**RECORDS FOR THE TASK**

* START *

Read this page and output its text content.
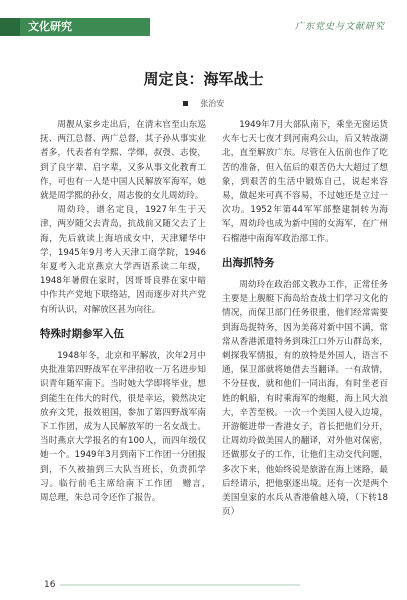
文化研究	广东党史与文献研究
周定良：海军战士
张治安

周靓从家乡走出后，在清末官至山东巡抚、两江总督、两广总督，其子孙从事实业者多，代表者有学熙、学煇，叔弢、志俊，到了良字辈、启字辈，又多从事文化教育工作，可也有一人是中国人民解放军海军，她就是周学熙的孙女，周志俊的女儿周幼玲。

周幼玲，谱名定良，1927年生于天津，两岁随父去青岛，抗战前又随父去了上海，先后就读上海培成女中，天津耀华中学，1945年9月考入天津工商学院，1946年夏考入北京燕京大学西语系读二年级，1948年暑假在家时，因哥哥良骅在家中暗中作共产党地下联络站，因而逐步对共产党有所认识，对解放区甚为向往。

特殊时期参军入伍

1948年冬，北京和平解放，次年2月中央批准第四野战军在平津招收一万名进步知识青年随军南下。当时她大学即将毕业，想到能生在伟大的时代，很是幸运，毅然决定放弃文凭，报效祖国，参加了第四野战军南下工作团，成为人民解放军的一名女战士。当时燕京大学报名的有100人，而四年级仅她一个。1949年3月到南下工作团一分团报到，不久被抽到三大队当班长，负责抓学习。临行前毛主席给南下工作团　赠言，　周总理，朱总司令还作了报告。

1949年7月大部队南下，乘坐无窗运货火车七天七夜才到河南鸡公山，后又转战湖北，直至解放广东。尽管在入伍前也作了吃苦的准备，但入伍后的艰苦仍大大超过了想象，到艰苦的生活中锻炼自己，说起来容易，做起来可真不容易，不过她还是立过一次功。1952年第44军军部整建制转为海军，周幼玲也成为新中国的女海军，在广州石榴港中南海军政治部工作。

出海抓特务

周幼玲在政治部文教办工作，正常任务主要是上舰艇下海岛给查战士们学习文化的情况，而保卫部门任务很重，他们经常需要到海岛捉特务，因为美蒋对新中国不满，常常从香港派遣特务到珠江口外万山群岛来，刺探我军情报，有的放特是外国人，语言不通，保卫部就将她借去当翻译。一有敌情，不分昼夜，就和他们一同出海，有时坐老百姓的帆船，有时乘海军的炮艇，海上风大浪大，辛苦至极。一次一个美国人侵入边境，开游艇进带一香港女子，首长把他们分开，让周幼玲做美国人的翻译，对外他对保密，还做那女子的工作，让他们主动交代问题，多次下来，他始终说是旅游在海上迷路，最后经请示，把他驱逐出境。还有一次是两个美国皇家的水兵从香港偷越入境，（下转18页）

16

* END *

Repeat each entry above word for word, leaving every picture out.

**WORKED SOLUTION**
Read this page and output its text content.
文化研究	广东党史与文献研究
周定良：海军战士
张治安

周靓从家乡走出后，在清末官至山东巡抚、两江总督、两广总督，其子孙从事实业者多，代表者有学熙、学煇，叔弢、志俊，到了良字辈、启字辈，又多从事文化教育工作，可也有一人是中国人民解放军海军，她就是周学熙的孙女，周志俊的女儿周幼玲。

周幼玲，谱名定良，1927年生于天津，两岁随父去青岛，抗战前又随父去了上海，先后就读上海培成女中，天津耀华中学，1945年9月考入天津工商学院，1946年夏考入北京燕京大学西语系读二年级，1948年暑假在家时，因哥哥良骅在家中暗中作共产党地下联络站，因而逐步对共产党有所认识，对解放区甚为向往。

特殊时期参军入伍

1948年冬，北京和平解放，次年2月中央批准第四野战军在平津招收一万名进步知识青年随军南下。当时她大学即将毕业，想到能生在伟大的时代，很是幸运，毅然决定放弃文凭，报效祖国，参加了第四野战军南下工作团，成为人民解放军的一名女战士。当时燕京大学报名的有100人，而四年级仅她一个。1949年3月到南下工作团一分团报到，不久被抽到三大队当班长，负责抓学习。临行前毛主席给南下工作团　赠言，　周总理，朱总司令还作了报告。

1949年7月大部队南下，乘坐无窗运货火车七天七夜才到河南鸡公山，后又转战湖北，直至解放广东。尽管在入伍前也作了吃苦的准备，但入伍后的艰苦仍大大超过了想象，到艰苦的生活中锻炼自己，说起来容易，做起来可真不容易，不过她还是立过一次功。1952年第44军军部整建制转为海军，周幼玲也成为新中国的女海军，在广州石榴港中南海军政治部工作。

出海抓特务

周幼玲在政治部文教办工作，正常任务主要是上舰艇下海岛给查战士们学习文化的情况，而保卫部门任务很重，他们经常需要到海岛捉特务，因为美蒋对新中国不满，常常从香港派遣特务到珠江口外万山群岛来，刺探我军情报，有的放特是外国人，语言不通，保卫部就将她借去当翻译。一有敌情，不分昼夜，就和他们一同出海，有时坐老百姓的帆船，有时乘海军的炮艇，海上风大浪大，辛苦至极。一次一个美国人侵入边境，开游艇进带一香港女子，首长把他们分开，让周幼玲做美国人的翻译，对外他对保密，还做那女子的工作，让他们主动交代问题，多次下来，他始终说是旅游在海上迷路，最后经请示，把他驱逐出境。还有一次是两个美国皇家的水兵从香港偷越入境，（下转18页）

16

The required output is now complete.